- [Directions]
What follows is a block of records; restate each one word for word.

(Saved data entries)
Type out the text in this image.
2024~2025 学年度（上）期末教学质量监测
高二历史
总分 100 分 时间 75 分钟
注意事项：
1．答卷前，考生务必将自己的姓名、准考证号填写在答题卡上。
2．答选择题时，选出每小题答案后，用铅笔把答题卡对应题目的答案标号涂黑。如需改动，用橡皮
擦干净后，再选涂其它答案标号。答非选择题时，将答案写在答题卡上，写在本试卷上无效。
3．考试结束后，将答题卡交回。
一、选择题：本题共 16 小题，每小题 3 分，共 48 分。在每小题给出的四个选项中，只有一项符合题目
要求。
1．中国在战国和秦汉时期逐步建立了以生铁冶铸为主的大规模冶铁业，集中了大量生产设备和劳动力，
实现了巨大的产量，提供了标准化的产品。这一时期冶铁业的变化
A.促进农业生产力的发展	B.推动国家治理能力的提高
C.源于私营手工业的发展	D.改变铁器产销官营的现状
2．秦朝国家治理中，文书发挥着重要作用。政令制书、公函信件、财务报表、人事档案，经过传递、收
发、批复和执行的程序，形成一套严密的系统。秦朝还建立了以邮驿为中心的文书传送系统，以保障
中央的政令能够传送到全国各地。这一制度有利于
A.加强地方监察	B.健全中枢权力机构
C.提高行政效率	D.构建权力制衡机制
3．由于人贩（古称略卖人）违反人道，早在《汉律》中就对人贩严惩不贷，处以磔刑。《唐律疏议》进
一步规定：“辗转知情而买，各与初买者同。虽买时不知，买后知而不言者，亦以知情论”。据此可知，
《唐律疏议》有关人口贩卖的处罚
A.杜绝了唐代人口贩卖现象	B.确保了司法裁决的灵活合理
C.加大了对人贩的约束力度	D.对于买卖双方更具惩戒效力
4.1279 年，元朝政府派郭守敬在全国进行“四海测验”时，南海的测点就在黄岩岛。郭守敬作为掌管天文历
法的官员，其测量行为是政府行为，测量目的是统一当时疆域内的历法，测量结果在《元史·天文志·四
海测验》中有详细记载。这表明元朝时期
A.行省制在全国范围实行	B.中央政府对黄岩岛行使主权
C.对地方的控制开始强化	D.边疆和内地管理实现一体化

- [Expected answer]
Type out the text in this image.
2024~2025 学年度（上）期末教学质量监测
高二历史
总分 100 分 时间 75 分钟
注意事项：
1．答卷前，考生务必将自己的姓名、准考证号填写在答题卡上。
2．答选择题时，选出每小题答案后，用铅笔把答题卡对应题目的答案标号涂黑。如需改动，用橡皮
擦干净后，再选涂其它答案标号。答非选择题时，将答案写在答题卡上，写在本试卷上无效。
3．考试结束后，将答题卡交回。
一、选择题：本题共 16 小题，每小题 3 分，共 48 分。在每小题给出的四个选项中，只有一项符合题目
要求。
1．中国在战国和秦汉时期逐步建立了以生铁冶铸为主的大规模冶铁业，集中了大量生产设备和劳动力，
实现了巨大的产量，提供了标准化的产品。这一时期冶铁业的变化
A.促进农业生产力的发展	B.推动国家治理能力的提高
C.源于私营手工业的发展	D.改变铁器产销官营的现状
2．秦朝国家治理中，文书发挥着重要作用。政令制书、公函信件、财务报表、人事档案，经过传递、收
发、批复和执行的程序，形成一套严密的系统。秦朝还建立了以邮驿为中心的文书传送系统，以保障
中央的政令能够传送到全国各地。这一制度有利于
A.加强地方监察	B.健全中枢权力机构
C.提高行政效率	D.构建权力制衡机制
3．由于人贩（古称略卖人）违反人道，早在《汉律》中就对人贩严惩不贷，处以磔刑。《唐律疏议》进
一步规定：“辗转知情而买，各与初买者同。虽买时不知，买后知而不言者，亦以知情论”。据此可知，
《唐律疏议》有关人口贩卖的处罚
A.杜绝了唐代人口贩卖现象	B.确保了司法裁决的灵活合理
C.加大了对人贩的约束力度	D.对于买卖双方更具惩戒效力
4.1279 年，元朝政府派郭守敬在全国进行“四海测验”时，南海的测点就在黄岩岛。郭守敬作为掌管天文历
法的官员，其测量行为是政府行为，测量目的是统一当时疆域内的历法，测量结果在《元史·天文志·四
海测验》中有详细记载。这表明元朝时期
A.行省制在全国范围实行	B.中央政府对黄岩岛行使主权
C.对地方的控制开始强化	D.边疆和内地管理实现一体化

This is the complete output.